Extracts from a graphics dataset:

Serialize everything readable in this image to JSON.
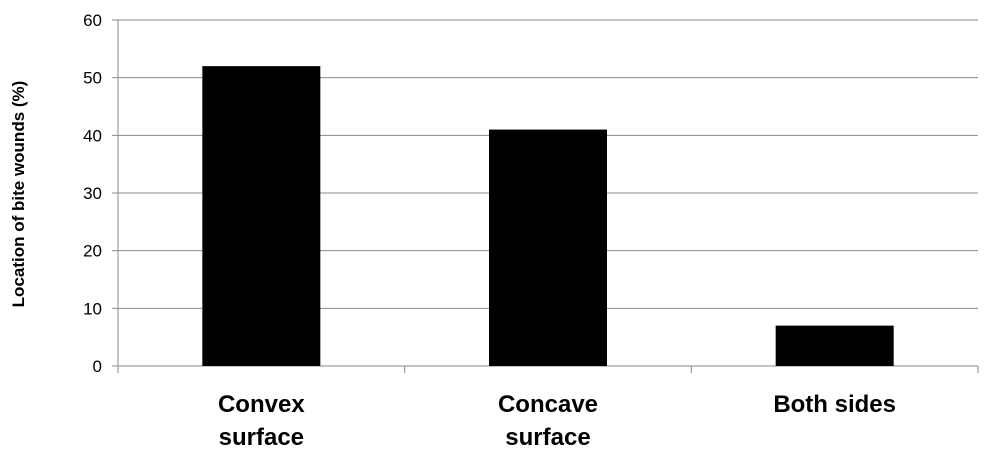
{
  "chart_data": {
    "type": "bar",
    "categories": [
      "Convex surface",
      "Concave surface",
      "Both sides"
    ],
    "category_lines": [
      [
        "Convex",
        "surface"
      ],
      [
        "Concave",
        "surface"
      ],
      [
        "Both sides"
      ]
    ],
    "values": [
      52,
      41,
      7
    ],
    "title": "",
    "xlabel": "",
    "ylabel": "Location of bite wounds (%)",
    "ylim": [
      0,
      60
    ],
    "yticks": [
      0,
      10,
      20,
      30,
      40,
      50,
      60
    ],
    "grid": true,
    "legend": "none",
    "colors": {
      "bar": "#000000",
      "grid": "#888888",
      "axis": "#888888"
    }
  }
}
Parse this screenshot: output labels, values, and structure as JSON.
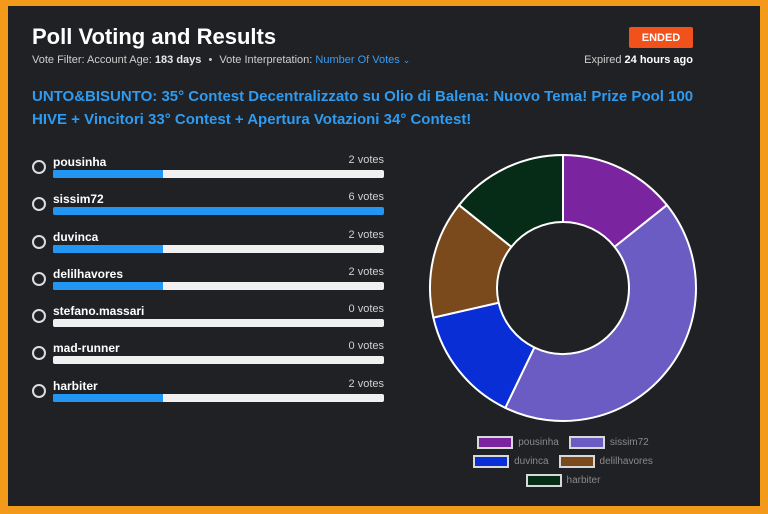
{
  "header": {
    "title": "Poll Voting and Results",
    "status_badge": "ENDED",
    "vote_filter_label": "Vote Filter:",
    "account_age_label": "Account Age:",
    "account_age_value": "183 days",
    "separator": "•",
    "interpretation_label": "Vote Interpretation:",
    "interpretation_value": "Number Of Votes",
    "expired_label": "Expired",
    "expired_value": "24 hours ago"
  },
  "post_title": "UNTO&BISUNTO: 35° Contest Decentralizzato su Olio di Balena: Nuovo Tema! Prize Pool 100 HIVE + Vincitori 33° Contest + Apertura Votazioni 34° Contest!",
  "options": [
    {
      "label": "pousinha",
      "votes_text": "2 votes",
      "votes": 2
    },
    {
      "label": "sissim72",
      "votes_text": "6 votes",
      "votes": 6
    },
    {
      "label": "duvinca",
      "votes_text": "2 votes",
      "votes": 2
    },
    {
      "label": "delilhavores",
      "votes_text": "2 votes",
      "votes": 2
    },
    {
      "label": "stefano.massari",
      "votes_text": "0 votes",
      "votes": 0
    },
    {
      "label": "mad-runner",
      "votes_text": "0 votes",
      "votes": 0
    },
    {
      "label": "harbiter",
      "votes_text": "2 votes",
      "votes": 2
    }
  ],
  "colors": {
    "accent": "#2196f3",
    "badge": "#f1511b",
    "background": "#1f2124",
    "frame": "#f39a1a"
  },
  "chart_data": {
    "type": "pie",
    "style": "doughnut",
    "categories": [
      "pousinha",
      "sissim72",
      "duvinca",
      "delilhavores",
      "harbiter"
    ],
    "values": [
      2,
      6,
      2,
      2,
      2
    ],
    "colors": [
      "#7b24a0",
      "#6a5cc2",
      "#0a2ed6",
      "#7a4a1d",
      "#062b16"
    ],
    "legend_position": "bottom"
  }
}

Job: From the records above, pick out and copy each line holding the word "surface".

The response:
      "Convex surface",
      "Concave surface",
        "surface"
        "surface"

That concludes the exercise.